** Problem details **
Exact repetition is required: output every record in full.
● ● ●
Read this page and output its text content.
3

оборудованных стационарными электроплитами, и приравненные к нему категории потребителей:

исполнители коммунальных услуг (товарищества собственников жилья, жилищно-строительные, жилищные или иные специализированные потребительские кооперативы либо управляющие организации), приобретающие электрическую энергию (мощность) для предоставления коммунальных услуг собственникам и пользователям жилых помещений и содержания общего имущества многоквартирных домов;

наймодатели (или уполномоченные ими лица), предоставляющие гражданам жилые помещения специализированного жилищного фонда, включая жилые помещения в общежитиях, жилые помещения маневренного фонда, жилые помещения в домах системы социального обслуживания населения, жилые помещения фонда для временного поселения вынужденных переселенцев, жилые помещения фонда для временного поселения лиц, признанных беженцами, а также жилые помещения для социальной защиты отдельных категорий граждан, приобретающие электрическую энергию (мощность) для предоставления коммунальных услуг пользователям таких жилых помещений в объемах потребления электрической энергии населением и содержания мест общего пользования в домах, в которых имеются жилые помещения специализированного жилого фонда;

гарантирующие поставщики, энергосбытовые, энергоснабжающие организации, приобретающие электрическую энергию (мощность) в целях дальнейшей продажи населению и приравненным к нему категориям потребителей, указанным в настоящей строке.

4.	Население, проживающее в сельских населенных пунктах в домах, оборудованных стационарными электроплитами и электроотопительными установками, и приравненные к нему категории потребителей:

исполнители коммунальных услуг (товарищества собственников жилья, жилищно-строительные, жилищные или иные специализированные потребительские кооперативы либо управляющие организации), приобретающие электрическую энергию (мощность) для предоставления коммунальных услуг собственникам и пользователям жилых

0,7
● ● ●
** Full response **
Read this page and output its text content.
3

оборудованных стационарными электроплитами, и приравненные к нему категории потребителей:

исполнители коммунальных услуг (товарищества собственников жилья, жилищно-строительные, жилищные или иные специализированные потребительские кооперативы либо управляющие организации), приобретающие электрическую энергию (мощность) для предоставления коммунальных услуг собственникам и пользователям жилых помещений и содержания общего имущества многоквартирных домов;

наймодатели (или уполномоченные ими лица), предоставляющие гражданам жилые помещения специализированного жилищного фонда, включая жилые помещения в общежитиях, жилые помещения маневренного фонда, жилые помещения в домах системы социального обслуживания населения, жилые помещения фонда для временного поселения вынужденных переселенцев, жилые помещения фонда для временного поселения лиц, признанных беженцами, а также жилые помещения для социальной защиты отдельных категорий граждан, приобретающие электрическую энергию (мощность) для предоставления коммунальных услуг пользователям таких жилых помещений в объемах потребления электрической энергии населением и содержания мест общего пользования в домах, в которых имеются жилые помещения специализированного жилого фонда;

гарантирующие поставщики, энергосбытовые, энергоснабжающие организации, приобретающие электрическую энергию (мощность) в целях дальнейшей продажи населению и приравненным к нему категориям потребителей, указанным в настоящей строке.

4.	Население, проживающее в сельских населенных пунктах в домах, оборудованных стационарными электроплитами и электроотопительными установками, и приравненные к нему категории потребителей:

исполнители коммунальных услуг (товарищества собственников жилья, жилищно-строительные, жилищные или иные специализированные потребительские кооперативы либо управляющие организации), приобретающие электрическую энергию (мощность) для предоставления коммунальных услуг собственникам и пользователям жилых

0,7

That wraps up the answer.